- **Exercise task**
Omit every picture, then give all the entries again exactly.

---- Exercise materials

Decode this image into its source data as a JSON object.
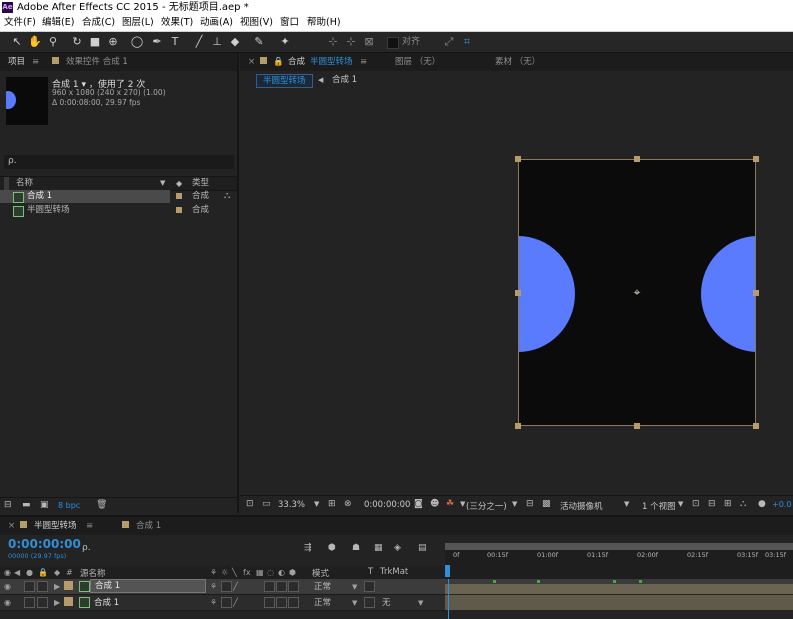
{
  "window": {
    "app_icon": "Ae",
    "title": "Adobe After Effects CC 2015 - 无标题项目.aep *"
  },
  "menu": [
    "文件(F)",
    "编辑(E)",
    "合成(C)",
    "图层(L)",
    "效果(T)",
    "动画(A)",
    "视图(V)",
    "窗口",
    "帮助(H)"
  ],
  "toolbar": {
    "tools": [
      "selection-tool-icon",
      "hand-tool-icon",
      "zoom-tool-icon",
      "rotate-tool-icon",
      "camera-tool-icon",
      "pan-behind-tool-icon",
      "ellipse-tool-icon",
      "pen-tool-icon",
      "type-tool-icon",
      "brush-tool-icon",
      "clone-stamp-tool-icon",
      "eraser-tool-icon",
      "roto-brush-tool-icon",
      "puppet-tool-icon"
    ],
    "align_label": "对齐"
  },
  "project_panel": {
    "tab_label": "项目",
    "tab_menu": "≡",
    "effects_tab_label": "效果控件 合成 1",
    "comp_name": "合成 1",
    "used_label": "▾ ，使用了 2 次",
    "dimensions": "960 x 1080  (240 x 270) (1.00)",
    "duration": "Δ 0:00:08:00, 29.97 fps",
    "search_icon": "ρ.",
    "col_name": "名称",
    "col_type": "类型",
    "items": [
      {
        "name": "合成 1",
        "type": "合成"
      },
      {
        "name": "半圆型转场",
        "type": "合成"
      }
    ],
    "bpc": "8 bpc"
  },
  "comp_panel": {
    "tab_label": "合成",
    "tab_comp_name": "半圆型转场",
    "tab_menu": "≡",
    "layer_tab": "图层 （无）",
    "footage_tab": "素材 （无）",
    "breadcrumb_active": "半圆型转场",
    "breadcrumb_next": "合成 1",
    "zoom": "33.3%",
    "timecode": "0:00:00:00",
    "resolution": "(三分之一)",
    "camera": "活动摄像机",
    "views": "1 个视图",
    "exposure": "+0.0",
    "shape_color": "#5b7bff"
  },
  "timeline": {
    "tab_active": "半圆型转场",
    "tab_menu": "≡",
    "tab_other": "合成 1",
    "timecode": "0:00:00:00",
    "frame_info": "00000 (29.97 fps)",
    "search_icon": "ρ.",
    "col_source": "源名称",
    "col_mode": "模式",
    "col_t": "T",
    "col_trkmat": "TrkMat",
    "ruler": [
      "0f",
      "00:15f",
      "01:00f",
      "01:15f",
      "02:00f",
      "02:15f",
      "03:15f",
      "03:15f"
    ],
    "layers": [
      {
        "index": "1",
        "name": "合成 1",
        "mode": "正常",
        "trkmat": ""
      },
      {
        "index": "2",
        "name": "合成 1",
        "mode": "正常",
        "trkmat": "无"
      }
    ]
  }
}
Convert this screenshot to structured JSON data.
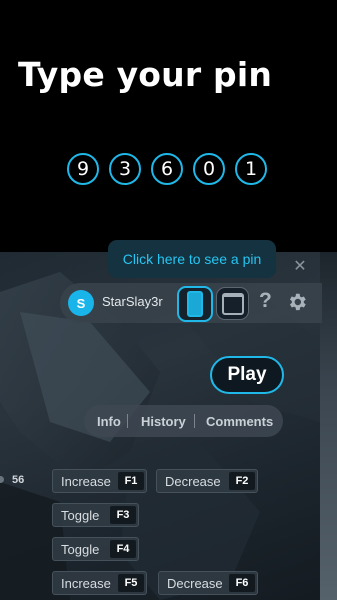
{
  "header": {
    "title": "Type your pin"
  },
  "pin": {
    "digits": [
      "9",
      "3",
      "6",
      "0",
      "1"
    ]
  },
  "tooltip": {
    "text": "Click here to see a pin"
  },
  "toolbar": {
    "avatar_initial": "S",
    "username": "StarSlay3r",
    "help_glyph": "?"
  },
  "play": {
    "label": "Play"
  },
  "tabs": [
    {
      "label": "Info"
    },
    {
      "label": "History"
    },
    {
      "label": "Comments"
    }
  ],
  "hud": {
    "value": "56"
  },
  "controls": [
    {
      "label": "Increase",
      "key": "F1"
    },
    {
      "label": "Decrease",
      "key": "F2"
    },
    {
      "label": "Toggle",
      "key": "F3"
    },
    {
      "label": "Toggle",
      "key": "F4"
    },
    {
      "label": "Increase",
      "key": "F5"
    },
    {
      "label": "Decrease",
      "key": "F6"
    }
  ],
  "colors": {
    "accent": "#1fb8e8",
    "background": "#000000",
    "panel": "#2a343d"
  },
  "icons": {
    "close": "close-icon",
    "phone": "phone-icon",
    "window": "window-icon",
    "help": "help-icon",
    "settings": "gear-icon"
  }
}
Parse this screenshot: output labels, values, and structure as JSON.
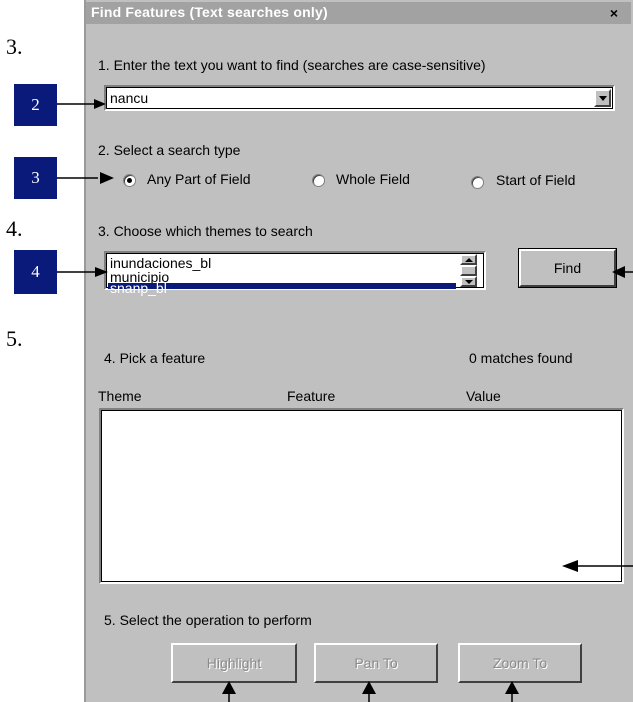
{
  "doc_numbers": [
    "3.",
    "4.",
    "5."
  ],
  "callouts": [
    "2",
    "3",
    "4"
  ],
  "dialog": {
    "title": "Find Features (Text searches only)",
    "close_glyph": "×",
    "step1": {
      "label": "1. Enter the text you want to find (searches are case-sensitive)",
      "value": "nancu"
    },
    "step2": {
      "label": "2. Select a search type",
      "options": [
        "Any Part of Field",
        "Whole Field",
        "Start of Field"
      ],
      "selected": "Any Part of Field"
    },
    "step3": {
      "label": "3. Choose which themes to search",
      "themes": [
        "inundaciones_bl",
        "municipio",
        "snanp_bl"
      ],
      "selected": "snanp_bl"
    },
    "find_button": "Find",
    "step4": {
      "label": "4. Pick a feature",
      "matches": "0 matches found",
      "columns": [
        "Theme",
        "Feature",
        "Value"
      ]
    },
    "step5": {
      "label": "5. Select the operation to perform",
      "buttons": [
        "Highlight",
        "Pan To",
        "Zoom To"
      ]
    }
  },
  "colors": {
    "callout_bg": "#0a1a7a",
    "selection": "#0a1a7a",
    "panel": "#c0c0c0",
    "titlebar": "#a2a2a2"
  },
  "icons": [
    "close-icon",
    "dropdown-arrow-icon",
    "scroll-up-icon",
    "scroll-down-icon",
    "radio-icon",
    "arrow-icon"
  ]
}
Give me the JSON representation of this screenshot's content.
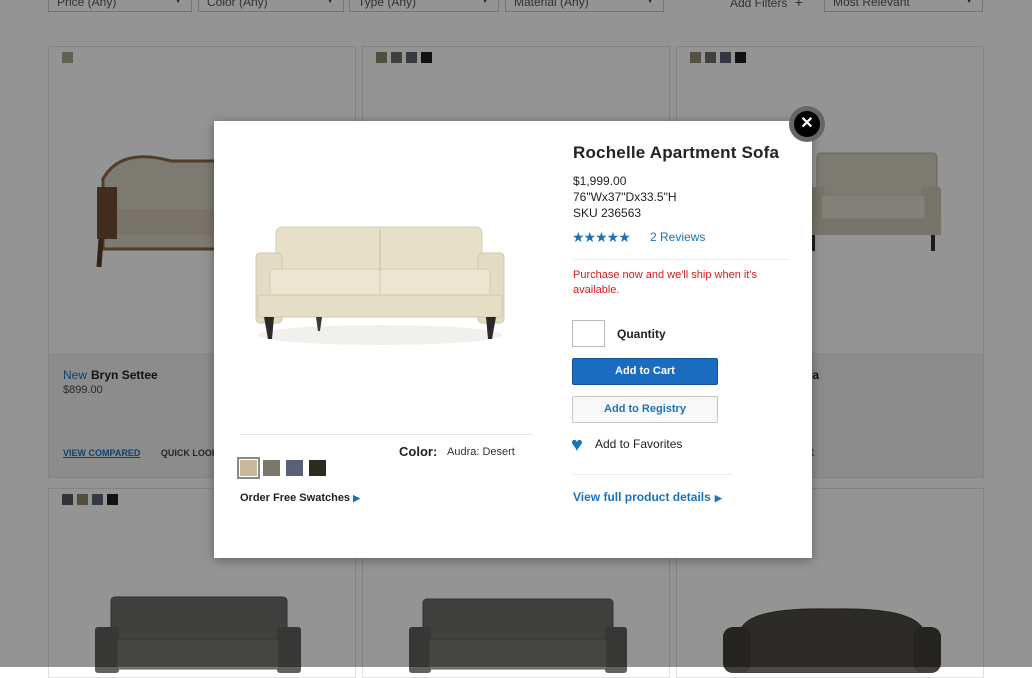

--------

- **Task response**
Decode this image into its source data as a JSON object.
{
  "window": {
    "app_icon": "Ae",
    "title": "Adobe After Effects CC 2015 - 无标题项目.aep *"
  },
  "menu": [
    "文件(F)",
    "编辑(E)",
    "合成(C)",
    "图层(L)",
    "效果(T)",
    "动画(A)",
    "视图(V)",
    "窗口",
    "帮助(H)"
  ],
  "toolbar": {
    "tools": [
      "selection-tool-icon",
      "hand-tool-icon",
      "zoom-tool-icon",
      "rotate-tool-icon",
      "camera-tool-icon",
      "pan-behind-tool-icon",
      "ellipse-tool-icon",
      "pen-tool-icon",
      "type-tool-icon",
      "brush-tool-icon",
      "clone-stamp-tool-icon",
      "eraser-tool-icon",
      "roto-brush-tool-icon",
      "puppet-tool-icon"
    ],
    "align_label": "对齐"
  },
  "project_panel": {
    "tab_label": "项目",
    "tab_menu": "≡",
    "effects_tab_label": "效果控件 合成 1",
    "comp_name": "合成 1",
    "used_label": "▾ ，使用了 2 次",
    "dimensions": "960 x 1080  (240 x 270) (1.00)",
    "duration": "Δ 0:00:08:00, 29.97 fps",
    "search_icon": "ρ.",
    "col_name": "名称",
    "col_type": "类型",
    "items": [
      {
        "name": "合成 1",
        "type": "合成"
      },
      {
        "name": "半圆型转场",
        "type": "合成"
      }
    ],
    "bpc": "8 bpc"
  },
  "comp_panel": {
    "tab_label": "合成",
    "tab_comp_name": "半圆型转场",
    "tab_menu": "≡",
    "layer_tab": "图层 （无）",
    "footage_tab": "素材 （无）",
    "breadcrumb_active": "半圆型转场",
    "breadcrumb_next": "合成 1",
    "zoom": "33.3%",
    "timecode": "0:00:00:00",
    "resolution": "(三分之一)",
    "camera": "活动摄像机",
    "views": "1 个视图",
    "exposure": "+0.0",
    "shape_color": "#5b7bff"
  },
  "timeline": {
    "tab_active": "半圆型转场",
    "tab_menu": "≡",
    "tab_other": "合成 1",
    "timecode": "0:00:00:00",
    "frame_info": "00000 (29.97 fps)",
    "search_icon": "ρ.",
    "col_source": "源名称",
    "col_mode": "模式",
    "col_t": "T",
    "col_trkmat": "TrkMat",
    "ruler": [
      "0f",
      "00:15f",
      "01:00f",
      "01:15f",
      "02:00f",
      "02:15f",
      "03:15f",
      "03:15f"
    ],
    "layers": [
      {
        "index": "1",
        "name": "合成 1",
        "mode": "正常",
        "trkmat": ""
      },
      {
        "index": "2",
        "name": "合成 1",
        "mode": "正常",
        "trkmat": "无"
      }
    ]
  }
}
Convert this screenshot to structured JSON data.
{
  "header": {
    "title": "Type your pin"
  },
  "pin": {
    "digits": [
      "9",
      "3",
      "6",
      "0",
      "1"
    ]
  },
  "tooltip": {
    "text": "Click here to see a pin"
  },
  "toolbar": {
    "avatar_initial": "S",
    "username": "StarSlay3r",
    "help_glyph": "?"
  },
  "play": {
    "label": "Play"
  },
  "tabs": [
    {
      "label": "Info"
    },
    {
      "label": "History"
    },
    {
      "label": "Comments"
    }
  ],
  "hud": {
    "value": "56"
  },
  "controls": [
    {
      "label": "Increase",
      "key": "F1"
    },
    {
      "label": "Decrease",
      "key": "F2"
    },
    {
      "label": "Toggle",
      "key": "F3"
    },
    {
      "label": "Toggle",
      "key": "F4"
    },
    {
      "label": "Increase",
      "key": "F5"
    },
    {
      "label": "Decrease",
      "key": "F6"
    }
  ],
  "colors": {
    "accent": "#1fb8e8",
    "background": "#000000",
    "panel": "#2a343d"
  },
  "icons": {
    "close": "close-icon",
    "phone": "phone-icon",
    "window": "window-icon",
    "help": "help-icon",
    "settings": "gear-icon"
  }
}
Parse this screenshot: output labels, values, and structure as JSON.
{
  "doc_numbers": [
    "3.",
    "4.",
    "5."
  ],
  "callouts": [
    "2",
    "3",
    "4"
  ],
  "dialog": {
    "title": "Find Features (Text searches only)",
    "close_glyph": "×",
    "step1": {
      "label": "1. Enter the text you want to find (searches are case-sensitive)",
      "value": "nancu"
    },
    "step2": {
      "label": "2. Select a search type",
      "options": [
        "Any Part of Field",
        "Whole Field",
        "Start of Field"
      ],
      "selected": "Any Part of Field"
    },
    "step3": {
      "label": "3. Choose which themes to search",
      "themes": [
        "inundaciones_bl",
        "municipio",
        "snanp_bl"
      ],
      "selected": "snanp_bl"
    },
    "find_button": "Find",
    "step4": {
      "label": "4. Pick a feature",
      "matches": "0 matches found",
      "columns": [
        "Theme",
        "Feature",
        "Value"
      ]
    },
    "step5": {
      "label": "5. Select the operation to perform",
      "buttons": [
        "Highlight",
        "Pan To",
        "Zoom To"
      ]
    }
  },
  "colors": {
    "callout_bg": "#0a1a7a",
    "selection": "#0a1a7a",
    "panel": "#c0c0c0",
    "titlebar": "#a2a2a2"
  },
  "icons": [
    "close-icon",
    "dropdown-arrow-icon",
    "scroll-up-icon",
    "scroll-down-icon",
    "radio-icon",
    "arrow-icon"
  ]
}
Give me the JSON representation of this screenshot's content.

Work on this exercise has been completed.